*BRIEF*. List each line in which the string "Room" appears.
= = = = =
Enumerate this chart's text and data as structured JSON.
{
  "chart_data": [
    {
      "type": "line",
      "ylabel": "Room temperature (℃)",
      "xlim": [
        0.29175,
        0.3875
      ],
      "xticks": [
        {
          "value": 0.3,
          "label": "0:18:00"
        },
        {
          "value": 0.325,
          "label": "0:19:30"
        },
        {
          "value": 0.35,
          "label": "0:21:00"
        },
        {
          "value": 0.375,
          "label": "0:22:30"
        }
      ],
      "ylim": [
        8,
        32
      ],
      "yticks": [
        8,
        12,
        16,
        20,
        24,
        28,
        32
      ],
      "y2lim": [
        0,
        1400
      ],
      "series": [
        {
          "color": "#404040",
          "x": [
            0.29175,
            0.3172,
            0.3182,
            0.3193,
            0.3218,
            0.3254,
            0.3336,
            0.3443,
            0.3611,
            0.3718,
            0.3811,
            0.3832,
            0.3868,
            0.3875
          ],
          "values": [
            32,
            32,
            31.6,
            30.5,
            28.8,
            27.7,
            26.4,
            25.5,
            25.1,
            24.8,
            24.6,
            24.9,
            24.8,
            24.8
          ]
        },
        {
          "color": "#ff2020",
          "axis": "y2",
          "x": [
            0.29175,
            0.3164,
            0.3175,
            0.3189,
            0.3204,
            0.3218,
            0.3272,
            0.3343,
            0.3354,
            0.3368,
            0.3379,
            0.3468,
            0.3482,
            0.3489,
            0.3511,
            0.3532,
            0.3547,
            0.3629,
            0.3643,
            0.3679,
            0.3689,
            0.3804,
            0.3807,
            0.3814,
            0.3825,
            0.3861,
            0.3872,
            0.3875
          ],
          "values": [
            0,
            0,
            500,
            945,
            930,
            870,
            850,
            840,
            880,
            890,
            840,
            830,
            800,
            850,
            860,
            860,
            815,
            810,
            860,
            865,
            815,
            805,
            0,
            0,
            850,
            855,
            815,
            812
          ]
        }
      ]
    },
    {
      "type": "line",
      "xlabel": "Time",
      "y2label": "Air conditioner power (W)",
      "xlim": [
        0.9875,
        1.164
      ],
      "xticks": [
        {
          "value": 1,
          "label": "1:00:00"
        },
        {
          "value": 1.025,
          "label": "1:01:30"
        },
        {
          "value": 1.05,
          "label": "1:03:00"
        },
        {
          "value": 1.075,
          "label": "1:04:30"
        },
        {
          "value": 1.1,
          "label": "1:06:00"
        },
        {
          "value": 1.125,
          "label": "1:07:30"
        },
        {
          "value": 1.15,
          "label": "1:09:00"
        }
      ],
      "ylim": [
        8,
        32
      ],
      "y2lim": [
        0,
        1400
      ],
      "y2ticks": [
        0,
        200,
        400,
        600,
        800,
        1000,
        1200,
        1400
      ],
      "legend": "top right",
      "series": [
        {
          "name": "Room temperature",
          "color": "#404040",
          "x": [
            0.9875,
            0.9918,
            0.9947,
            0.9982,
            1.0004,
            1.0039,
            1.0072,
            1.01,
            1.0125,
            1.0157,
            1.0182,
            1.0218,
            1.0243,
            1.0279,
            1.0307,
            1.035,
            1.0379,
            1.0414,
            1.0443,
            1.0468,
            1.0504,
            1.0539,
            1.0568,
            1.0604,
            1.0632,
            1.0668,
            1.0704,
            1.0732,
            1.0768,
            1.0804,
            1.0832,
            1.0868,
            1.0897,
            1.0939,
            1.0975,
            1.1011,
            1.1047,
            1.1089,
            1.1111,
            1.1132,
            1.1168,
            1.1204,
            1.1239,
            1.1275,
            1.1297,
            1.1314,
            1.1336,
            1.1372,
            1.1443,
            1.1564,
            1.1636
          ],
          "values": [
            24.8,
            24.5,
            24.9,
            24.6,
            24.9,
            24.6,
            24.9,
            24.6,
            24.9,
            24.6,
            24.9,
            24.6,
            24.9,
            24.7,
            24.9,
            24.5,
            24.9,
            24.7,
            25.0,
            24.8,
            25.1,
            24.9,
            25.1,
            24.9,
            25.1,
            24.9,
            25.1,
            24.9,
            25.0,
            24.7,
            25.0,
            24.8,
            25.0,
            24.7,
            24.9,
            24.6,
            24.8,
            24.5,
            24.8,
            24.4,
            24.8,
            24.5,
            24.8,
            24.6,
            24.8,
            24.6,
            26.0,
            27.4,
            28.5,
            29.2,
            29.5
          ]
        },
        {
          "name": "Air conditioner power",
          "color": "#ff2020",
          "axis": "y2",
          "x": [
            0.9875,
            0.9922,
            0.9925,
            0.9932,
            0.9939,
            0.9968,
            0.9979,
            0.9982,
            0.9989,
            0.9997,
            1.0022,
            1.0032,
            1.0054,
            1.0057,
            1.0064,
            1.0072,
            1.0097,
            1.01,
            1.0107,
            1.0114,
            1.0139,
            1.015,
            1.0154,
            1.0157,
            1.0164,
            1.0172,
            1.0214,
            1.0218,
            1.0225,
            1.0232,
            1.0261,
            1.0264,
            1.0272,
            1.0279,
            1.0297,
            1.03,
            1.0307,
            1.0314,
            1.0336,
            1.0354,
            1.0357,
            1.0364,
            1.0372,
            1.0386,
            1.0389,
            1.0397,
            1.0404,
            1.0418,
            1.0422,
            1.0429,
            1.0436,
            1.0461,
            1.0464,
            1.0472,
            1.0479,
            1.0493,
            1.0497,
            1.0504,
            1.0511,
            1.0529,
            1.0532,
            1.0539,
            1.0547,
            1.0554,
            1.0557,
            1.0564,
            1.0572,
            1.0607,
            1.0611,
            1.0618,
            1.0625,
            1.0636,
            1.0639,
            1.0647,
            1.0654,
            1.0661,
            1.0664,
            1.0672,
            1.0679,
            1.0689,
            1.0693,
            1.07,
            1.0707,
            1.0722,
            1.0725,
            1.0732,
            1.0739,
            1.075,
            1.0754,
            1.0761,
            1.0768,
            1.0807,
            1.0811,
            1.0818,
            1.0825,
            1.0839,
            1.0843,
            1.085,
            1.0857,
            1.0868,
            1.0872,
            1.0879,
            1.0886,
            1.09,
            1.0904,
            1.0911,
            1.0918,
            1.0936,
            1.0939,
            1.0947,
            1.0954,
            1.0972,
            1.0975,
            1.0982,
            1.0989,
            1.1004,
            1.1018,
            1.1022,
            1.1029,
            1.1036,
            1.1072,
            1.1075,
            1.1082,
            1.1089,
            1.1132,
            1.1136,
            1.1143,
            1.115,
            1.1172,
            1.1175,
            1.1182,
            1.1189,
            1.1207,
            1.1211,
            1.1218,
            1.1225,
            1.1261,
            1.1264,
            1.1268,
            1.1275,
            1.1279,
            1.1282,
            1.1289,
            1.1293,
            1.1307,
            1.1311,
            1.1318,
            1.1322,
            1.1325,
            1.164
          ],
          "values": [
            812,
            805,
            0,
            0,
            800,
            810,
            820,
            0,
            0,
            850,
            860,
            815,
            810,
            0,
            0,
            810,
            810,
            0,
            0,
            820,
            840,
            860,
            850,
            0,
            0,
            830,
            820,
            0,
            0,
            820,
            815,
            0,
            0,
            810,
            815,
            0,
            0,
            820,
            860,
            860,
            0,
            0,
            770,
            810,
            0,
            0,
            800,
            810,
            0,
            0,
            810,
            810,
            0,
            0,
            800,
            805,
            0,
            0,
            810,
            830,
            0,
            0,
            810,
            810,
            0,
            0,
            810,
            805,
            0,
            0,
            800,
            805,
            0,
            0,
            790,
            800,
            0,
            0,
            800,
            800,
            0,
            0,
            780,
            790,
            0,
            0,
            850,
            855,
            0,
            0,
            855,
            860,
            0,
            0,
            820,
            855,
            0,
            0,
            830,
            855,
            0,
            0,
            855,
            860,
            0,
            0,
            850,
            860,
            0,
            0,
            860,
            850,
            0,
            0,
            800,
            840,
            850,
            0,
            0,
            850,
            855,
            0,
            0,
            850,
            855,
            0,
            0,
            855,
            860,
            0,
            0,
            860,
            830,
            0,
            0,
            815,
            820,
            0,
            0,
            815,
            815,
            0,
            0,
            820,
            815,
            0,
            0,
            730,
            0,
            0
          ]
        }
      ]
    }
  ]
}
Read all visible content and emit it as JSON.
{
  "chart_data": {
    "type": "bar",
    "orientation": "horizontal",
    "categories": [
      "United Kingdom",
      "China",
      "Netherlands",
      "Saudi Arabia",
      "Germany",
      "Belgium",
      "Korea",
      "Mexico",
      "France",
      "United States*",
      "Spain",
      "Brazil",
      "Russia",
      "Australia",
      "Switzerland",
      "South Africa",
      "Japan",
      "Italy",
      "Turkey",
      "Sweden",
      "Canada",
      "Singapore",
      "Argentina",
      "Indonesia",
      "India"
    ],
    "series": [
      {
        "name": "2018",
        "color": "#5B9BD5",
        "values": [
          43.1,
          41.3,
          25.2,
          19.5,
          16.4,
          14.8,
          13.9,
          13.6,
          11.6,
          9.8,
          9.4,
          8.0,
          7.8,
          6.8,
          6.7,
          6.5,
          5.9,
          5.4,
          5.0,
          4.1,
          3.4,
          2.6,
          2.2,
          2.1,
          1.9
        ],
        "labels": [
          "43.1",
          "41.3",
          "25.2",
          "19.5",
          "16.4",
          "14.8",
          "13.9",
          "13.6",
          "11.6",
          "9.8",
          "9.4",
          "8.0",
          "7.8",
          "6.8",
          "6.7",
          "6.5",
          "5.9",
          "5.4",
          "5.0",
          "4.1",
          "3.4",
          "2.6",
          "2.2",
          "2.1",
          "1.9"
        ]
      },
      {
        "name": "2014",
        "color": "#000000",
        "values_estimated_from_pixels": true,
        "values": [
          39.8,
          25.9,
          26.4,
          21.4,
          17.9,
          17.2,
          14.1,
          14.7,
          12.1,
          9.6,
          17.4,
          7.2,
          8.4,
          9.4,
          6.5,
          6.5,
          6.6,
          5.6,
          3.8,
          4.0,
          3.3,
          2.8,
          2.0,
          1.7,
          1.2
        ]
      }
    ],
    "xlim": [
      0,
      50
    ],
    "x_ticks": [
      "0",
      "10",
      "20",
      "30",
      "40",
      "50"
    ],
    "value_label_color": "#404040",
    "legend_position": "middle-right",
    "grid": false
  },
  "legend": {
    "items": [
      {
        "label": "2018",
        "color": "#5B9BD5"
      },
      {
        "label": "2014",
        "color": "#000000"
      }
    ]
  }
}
= = = = =
*ANSWER TO THIS TASK*.
      "ylabel": "Room temperature (℃)",
          "name": "Room temperature",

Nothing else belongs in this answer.